** start Supplied material **

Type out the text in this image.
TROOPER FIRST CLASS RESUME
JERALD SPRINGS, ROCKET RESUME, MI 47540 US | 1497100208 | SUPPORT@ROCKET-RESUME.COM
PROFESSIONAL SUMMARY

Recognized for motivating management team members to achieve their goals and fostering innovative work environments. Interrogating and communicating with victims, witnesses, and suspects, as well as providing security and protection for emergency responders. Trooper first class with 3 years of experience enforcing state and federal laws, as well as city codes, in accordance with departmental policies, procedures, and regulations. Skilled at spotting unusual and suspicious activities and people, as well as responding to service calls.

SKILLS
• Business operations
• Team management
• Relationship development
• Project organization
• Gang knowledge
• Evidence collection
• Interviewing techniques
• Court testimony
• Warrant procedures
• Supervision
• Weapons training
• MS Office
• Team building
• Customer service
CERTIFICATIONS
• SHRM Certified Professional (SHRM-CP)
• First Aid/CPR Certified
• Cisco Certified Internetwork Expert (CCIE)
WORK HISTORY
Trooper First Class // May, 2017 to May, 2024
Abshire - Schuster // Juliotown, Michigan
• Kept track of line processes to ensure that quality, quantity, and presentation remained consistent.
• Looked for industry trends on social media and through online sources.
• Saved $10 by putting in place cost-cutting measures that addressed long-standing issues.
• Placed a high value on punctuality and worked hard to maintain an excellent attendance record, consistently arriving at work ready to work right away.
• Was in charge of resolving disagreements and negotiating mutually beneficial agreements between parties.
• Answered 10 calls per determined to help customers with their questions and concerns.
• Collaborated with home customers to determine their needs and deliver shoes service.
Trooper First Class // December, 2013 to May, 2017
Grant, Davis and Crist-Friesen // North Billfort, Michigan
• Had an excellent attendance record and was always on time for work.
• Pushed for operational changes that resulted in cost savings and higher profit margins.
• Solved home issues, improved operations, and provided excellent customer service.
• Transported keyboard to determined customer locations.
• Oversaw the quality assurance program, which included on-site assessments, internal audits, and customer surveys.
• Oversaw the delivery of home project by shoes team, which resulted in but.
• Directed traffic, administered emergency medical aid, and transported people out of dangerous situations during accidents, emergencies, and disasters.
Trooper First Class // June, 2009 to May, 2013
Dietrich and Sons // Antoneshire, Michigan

** end Supplied material **

■ Exercise brief: Repeat every record, keeping each word and mark exactly as it is.

■ Problem solution:
Type out the text in this image.
TROOPER FIRST CLASS RESUME
JERALD SPRINGS, ROCKET RESUME, MI 47540 US | 1497100208 | SUPPORT@ROCKET-RESUME.COM
PROFESSIONAL SUMMARY

Recognized for motivating management team members to achieve their goals and fostering innovative work environments. Interrogating and communicating with victims, witnesses, and suspects, as well as providing security and protection for emergency responders. Trooper first class with 3 years of experience enforcing state and federal laws, as well as city codes, in accordance with departmental policies, procedures, and regulations. Skilled at spotting unusual and suspicious activities and people, as well as responding to service calls.

SKILLS
• Business operations
• Team management
• Relationship development
• Project organization
• Gang knowledge
• Evidence collection
• Interviewing techniques
• Court testimony
• Warrant procedures
• Supervision
• Weapons training
• MS Office
• Team building
• Customer service
CERTIFICATIONS
• SHRM Certified Professional (SHRM-CP)
• First Aid/CPR Certified
• Cisco Certified Internetwork Expert (CCIE)
WORK HISTORY
Trooper First Class // May, 2017 to May, 2024
Abshire - Schuster // Juliotown, Michigan
• Kept track of line processes to ensure that quality, quantity, and presentation remained consistent.
• Looked for industry trends on social media and through online sources.
• Saved $10 by putting in place cost-cutting measures that addressed long-standing issues.
• Placed a high value on punctuality and worked hard to maintain an excellent attendance record, consistently arriving at work ready to work right away.
• Was in charge of resolving disagreements and negotiating mutually beneficial agreements between parties.
• Answered 10 calls per determined to help customers with their questions and concerns.
• Collaborated with home customers to determine their needs and deliver shoes service.
Trooper First Class // December, 2013 to May, 2017
Grant, Davis and Crist-Friesen // North Billfort, Michigan
• Had an excellent attendance record and was always on time for work.
• Pushed for operational changes that resulted in cost savings and higher profit margins.
• Solved home issues, improved operations, and provided excellent customer service.
• Transported keyboard to determined customer locations.
• Oversaw the quality assurance program, which included on-site assessments, internal audits, and customer surveys.
• Oversaw the delivery of home project by shoes team, which resulted in but.
• Directed traffic, administered emergency medical aid, and transported people out of dangerous situations during accidents, emergencies, and disasters.
Trooper First Class // June, 2009 to May, 2013
Dietrich and Sons // Antoneshire, Michigan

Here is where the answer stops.